* begin THE RECORDS *

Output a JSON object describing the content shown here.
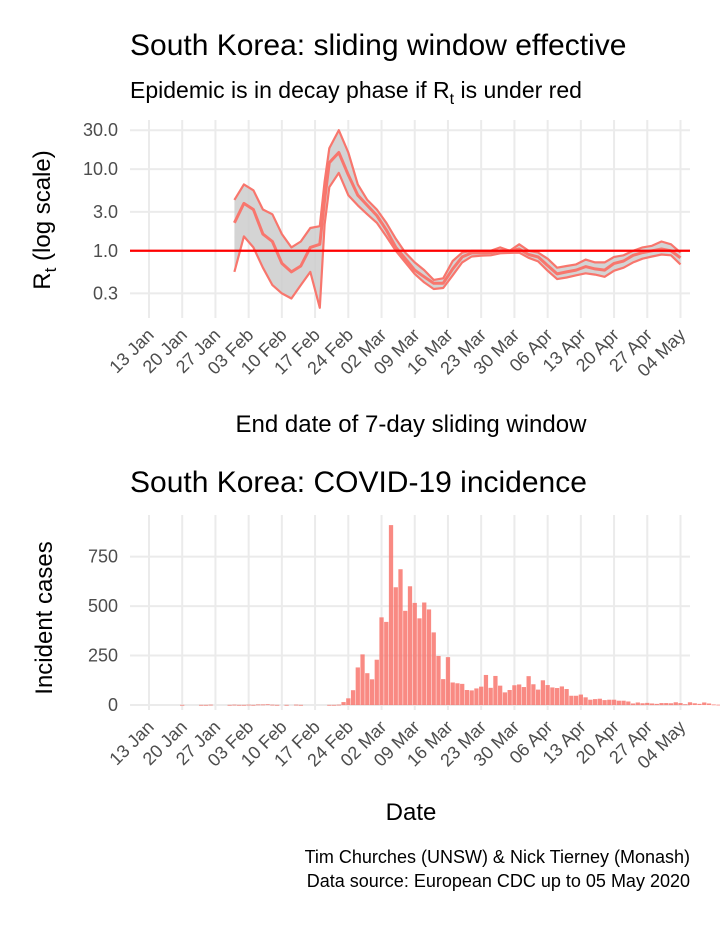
{
  "rt_chart": {
    "title": "South Korea: sliding window effective",
    "subtitle": "Epidemic is in decay phase if R",
    "subtitle_sub": "t",
    "subtitle_tail": "  is under red",
    "ylabel": "R",
    "ylabel_sub": "t",
    "ylabel_tail": " (log scale)",
    "xlabel": "End date of 7-day sliding window"
  },
  "incidence_chart": {
    "title": "South Korea: COVID-19 incidence",
    "ylabel": "Incident cases",
    "xlabel": "Date"
  },
  "caption": {
    "line1": "Tim Churches (UNSW) & Nick Tierney (Monash)",
    "line2": "Data source: European CDC up to 05 May 2020"
  },
  "colors": {
    "series": "#f8766d",
    "band": "#cccccc",
    "threshold": "#ff0000",
    "bar": "#f8766d"
  },
  "chart_data": [
    {
      "type": "line",
      "x_tick_labels": [
        "13 Jan",
        "20 Jan",
        "27 Jan",
        "03 Feb",
        "10 Feb",
        "17 Feb",
        "24 Feb",
        "02 Mar",
        "09 Mar",
        "16 Mar",
        "23 Mar",
        "30 Mar",
        "06 Apr",
        "13 Apr",
        "20 Apr",
        "27 Apr",
        "04 May"
      ],
      "y_scale": "log",
      "y_ticks": [
        0.3,
        1.0,
        3.0,
        10.0,
        30.0
      ],
      "y_tick_labels": [
        "0.3",
        "1.0",
        "3.0",
        "10.0",
        "30.0"
      ],
      "xlim": [
        "2020-01-09",
        "2020-05-06"
      ],
      "ylim": [
        0.15,
        40
      ],
      "threshold": 1.0,
      "x": [
        "2020-01-31",
        "2020-02-02",
        "2020-02-04",
        "2020-02-06",
        "2020-02-08",
        "2020-02-10",
        "2020-02-12",
        "2020-02-14",
        "2020-02-16",
        "2020-02-18",
        "2020-02-19",
        "2020-02-20",
        "2020-02-22",
        "2020-02-24",
        "2020-02-26",
        "2020-02-28",
        "2020-03-01",
        "2020-03-03",
        "2020-03-05",
        "2020-03-07",
        "2020-03-09",
        "2020-03-11",
        "2020-03-13",
        "2020-03-15",
        "2020-03-17",
        "2020-03-19",
        "2020-03-21",
        "2020-03-23",
        "2020-03-25",
        "2020-03-27",
        "2020-03-29",
        "2020-03-31",
        "2020-04-02",
        "2020-04-04",
        "2020-04-06",
        "2020-04-08",
        "2020-04-10",
        "2020-04-12",
        "2020-04-14",
        "2020-04-16",
        "2020-04-18",
        "2020-04-20",
        "2020-04-22",
        "2020-04-24",
        "2020-04-26",
        "2020-04-28",
        "2020-04-30",
        "2020-05-02",
        "2020-05-04"
      ],
      "series": [
        {
          "role": "upper",
          "values": [
            4.2,
            6.5,
            5.5,
            3.2,
            2.8,
            1.6,
            1.1,
            1.3,
            1.9,
            2.0,
            7.0,
            18,
            30,
            16,
            6.5,
            4.2,
            3.2,
            2.2,
            1.4,
            0.95,
            0.72,
            0.58,
            0.44,
            0.46,
            0.75,
            0.95,
            1.0,
            1.0,
            1.0,
            1.1,
            1.0,
            1.2,
            1.0,
            0.95,
            0.8,
            0.62,
            0.65,
            0.68,
            0.78,
            0.72,
            0.72,
            0.84,
            0.88,
            1.0,
            1.1,
            1.15,
            1.3,
            1.2,
            0.95
          ]
        },
        {
          "role": "median",
          "values": [
            2.2,
            3.8,
            3.2,
            1.6,
            1.3,
            0.7,
            0.55,
            0.65,
            1.1,
            1.2,
            4.2,
            12,
            16,
            8.5,
            4.8,
            3.6,
            2.7,
            1.8,
            1.1,
            0.8,
            0.58,
            0.48,
            0.4,
            0.4,
            0.6,
            0.84,
            0.94,
            0.94,
            0.95,
            1.0,
            1.0,
            1.05,
            0.9,
            0.84,
            0.66,
            0.52,
            0.55,
            0.58,
            0.64,
            0.6,
            0.58,
            0.7,
            0.75,
            0.88,
            0.95,
            1.0,
            1.05,
            1.0,
            0.82
          ]
        },
        {
          "role": "lower",
          "values": [
            0.55,
            1.5,
            1.1,
            0.62,
            0.38,
            0.3,
            0.26,
            0.38,
            0.55,
            0.2,
            2.1,
            6.0,
            9,
            4.8,
            3.6,
            2.8,
            2.2,
            1.5,
            1.0,
            0.72,
            0.52,
            0.41,
            0.34,
            0.35,
            0.5,
            0.72,
            0.85,
            0.87,
            0.88,
            0.93,
            0.94,
            0.95,
            0.82,
            0.74,
            0.57,
            0.45,
            0.47,
            0.5,
            0.53,
            0.51,
            0.48,
            0.57,
            0.62,
            0.72,
            0.8,
            0.85,
            0.9,
            0.88,
            0.68
          ]
        }
      ]
    },
    {
      "type": "bar",
      "x_tick_labels": [
        "13 Jan",
        "20 Jan",
        "27 Jan",
        "03 Feb",
        "10 Feb",
        "17 Feb",
        "24 Feb",
        "02 Mar",
        "09 Mar",
        "16 Mar",
        "23 Mar",
        "30 Mar",
        "06 Apr",
        "13 Apr",
        "20 Apr",
        "27 Apr",
        "04 May"
      ],
      "y_ticks": [
        0,
        250,
        500,
        750
      ],
      "ylim": [
        -25,
        960
      ],
      "xlim": [
        "2020-01-09",
        "2020-05-06"
      ],
      "x_start": "2020-01-20",
      "values": [
        1,
        0,
        0,
        0,
        1,
        1,
        2,
        0,
        0,
        0,
        1,
        2,
        1,
        1,
        2,
        1,
        3,
        3,
        4,
        2,
        1,
        0,
        1,
        0,
        2,
        1,
        0,
        0,
        0,
        0,
        0,
        1,
        1,
        2,
        15,
        34,
        75,
        190,
        256,
        161,
        130,
        229,
        443,
        420,
        909,
        595,
        686,
        476,
        600,
        516,
        438,
        518,
        483,
        367,
        248,
        131,
        242,
        114,
        110,
        107,
        76,
        74,
        84,
        93,
        152,
        87,
        147,
        98,
        64,
        76,
        100,
        104,
        91,
        146,
        105,
        78,
        125,
        101,
        89,
        86,
        94,
        81,
        47,
        47,
        53,
        39,
        27,
        30,
        32,
        25,
        27,
        27,
        22,
        22,
        18,
        8,
        13,
        9,
        11,
        8,
        6,
        10,
        10,
        9,
        14,
        10,
        4,
        14,
        9,
        6,
        13,
        8,
        3,
        2
      ]
    }
  ]
}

* end THE RECORDS *

▸ **WHAT THE TASK ASKS**:
Copy the records above exactly, leaving out every picture.

▸ **RESULT FOR THIS TASK**:
Output a JSON object describing the content shown here.
{
  "rt_chart": {
    "title": "South Korea: sliding window effective",
    "subtitle": "Epidemic is in decay phase if R",
    "subtitle_sub": "t",
    "subtitle_tail": "  is under red",
    "ylabel": "R",
    "ylabel_sub": "t",
    "ylabel_tail": " (log scale)",
    "xlabel": "End date of 7-day sliding window"
  },
  "incidence_chart": {
    "title": "South Korea: COVID-19 incidence",
    "ylabel": "Incident cases",
    "xlabel": "Date"
  },
  "caption": {
    "line1": "Tim Churches (UNSW) & Nick Tierney (Monash)",
    "line2": "Data source: European CDC up to 05 May 2020"
  },
  "colors": {
    "series": "#f8766d",
    "band": "#cccccc",
    "threshold": "#ff0000",
    "bar": "#f8766d"
  },
  "chart_data": [
    {
      "type": "line",
      "x_tick_labels": [
        "13 Jan",
        "20 Jan",
        "27 Jan",
        "03 Feb",
        "10 Feb",
        "17 Feb",
        "24 Feb",
        "02 Mar",
        "09 Mar",
        "16 Mar",
        "23 Mar",
        "30 Mar",
        "06 Apr",
        "13 Apr",
        "20 Apr",
        "27 Apr",
        "04 May"
      ],
      "y_scale": "log",
      "y_ticks": [
        0.3,
        1.0,
        3.0,
        10.0,
        30.0
      ],
      "y_tick_labels": [
        "0.3",
        "1.0",
        "3.0",
        "10.0",
        "30.0"
      ],
      "xlim": [
        "2020-01-09",
        "2020-05-06"
      ],
      "ylim": [
        0.15,
        40
      ],
      "threshold": 1.0,
      "x": [
        "2020-01-31",
        "2020-02-02",
        "2020-02-04",
        "2020-02-06",
        "2020-02-08",
        "2020-02-10",
        "2020-02-12",
        "2020-02-14",
        "2020-02-16",
        "2020-02-18",
        "2020-02-19",
        "2020-02-20",
        "2020-02-22",
        "2020-02-24",
        "2020-02-26",
        "2020-02-28",
        "2020-03-01",
        "2020-03-03",
        "2020-03-05",
        "2020-03-07",
        "2020-03-09",
        "2020-03-11",
        "2020-03-13",
        "2020-03-15",
        "2020-03-17",
        "2020-03-19",
        "2020-03-21",
        "2020-03-23",
        "2020-03-25",
        "2020-03-27",
        "2020-03-29",
        "2020-03-31",
        "2020-04-02",
        "2020-04-04",
        "2020-04-06",
        "2020-04-08",
        "2020-04-10",
        "2020-04-12",
        "2020-04-14",
        "2020-04-16",
        "2020-04-18",
        "2020-04-20",
        "2020-04-22",
        "2020-04-24",
        "2020-04-26",
        "2020-04-28",
        "2020-04-30",
        "2020-05-02",
        "2020-05-04"
      ],
      "series": [
        {
          "role": "upper",
          "values": [
            4.2,
            6.5,
            5.5,
            3.2,
            2.8,
            1.6,
            1.1,
            1.3,
            1.9,
            2.0,
            7.0,
            18,
            30,
            16,
            6.5,
            4.2,
            3.2,
            2.2,
            1.4,
            0.95,
            0.72,
            0.58,
            0.44,
            0.46,
            0.75,
            0.95,
            1.0,
            1.0,
            1.0,
            1.1,
            1.0,
            1.2,
            1.0,
            0.95,
            0.8,
            0.62,
            0.65,
            0.68,
            0.78,
            0.72,
            0.72,
            0.84,
            0.88,
            1.0,
            1.1,
            1.15,
            1.3,
            1.2,
            0.95
          ]
        },
        {
          "role": "median",
          "values": [
            2.2,
            3.8,
            3.2,
            1.6,
            1.3,
            0.7,
            0.55,
            0.65,
            1.1,
            1.2,
            4.2,
            12,
            16,
            8.5,
            4.8,
            3.6,
            2.7,
            1.8,
            1.1,
            0.8,
            0.58,
            0.48,
            0.4,
            0.4,
            0.6,
            0.84,
            0.94,
            0.94,
            0.95,
            1.0,
            1.0,
            1.05,
            0.9,
            0.84,
            0.66,
            0.52,
            0.55,
            0.58,
            0.64,
            0.6,
            0.58,
            0.7,
            0.75,
            0.88,
            0.95,
            1.0,
            1.05,
            1.0,
            0.82
          ]
        },
        {
          "role": "lower",
          "values": [
            0.55,
            1.5,
            1.1,
            0.62,
            0.38,
            0.3,
            0.26,
            0.38,
            0.55,
            0.2,
            2.1,
            6.0,
            9,
            4.8,
            3.6,
            2.8,
            2.2,
            1.5,
            1.0,
            0.72,
            0.52,
            0.41,
            0.34,
            0.35,
            0.5,
            0.72,
            0.85,
            0.87,
            0.88,
            0.93,
            0.94,
            0.95,
            0.82,
            0.74,
            0.57,
            0.45,
            0.47,
            0.5,
            0.53,
            0.51,
            0.48,
            0.57,
            0.62,
            0.72,
            0.8,
            0.85,
            0.9,
            0.88,
            0.68
          ]
        }
      ]
    },
    {
      "type": "bar",
      "x_tick_labels": [
        "13 Jan",
        "20 Jan",
        "27 Jan",
        "03 Feb",
        "10 Feb",
        "17 Feb",
        "24 Feb",
        "02 Mar",
        "09 Mar",
        "16 Mar",
        "23 Mar",
        "30 Mar",
        "06 Apr",
        "13 Apr",
        "20 Apr",
        "27 Apr",
        "04 May"
      ],
      "y_ticks": [
        0,
        250,
        500,
        750
      ],
      "ylim": [
        -25,
        960
      ],
      "xlim": [
        "2020-01-09",
        "2020-05-06"
      ],
      "x_start": "2020-01-20",
      "values": [
        1,
        0,
        0,
        0,
        1,
        1,
        2,
        0,
        0,
        0,
        1,
        2,
        1,
        1,
        2,
        1,
        3,
        3,
        4,
        2,
        1,
        0,
        1,
        0,
        2,
        1,
        0,
        0,
        0,
        0,
        0,
        1,
        1,
        2,
        15,
        34,
        75,
        190,
        256,
        161,
        130,
        229,
        443,
        420,
        909,
        595,
        686,
        476,
        600,
        516,
        438,
        518,
        483,
        367,
        248,
        131,
        242,
        114,
        110,
        107,
        76,
        74,
        84,
        93,
        152,
        87,
        147,
        98,
        64,
        76,
        100,
        104,
        91,
        146,
        105,
        78,
        125,
        101,
        89,
        86,
        94,
        81,
        47,
        47,
        53,
        39,
        27,
        30,
        32,
        25,
        27,
        27,
        22,
        22,
        18,
        8,
        13,
        9,
        11,
        8,
        6,
        10,
        10,
        9,
        14,
        10,
        4,
        14,
        9,
        6,
        13,
        8,
        3,
        2
      ]
    }
  ]
}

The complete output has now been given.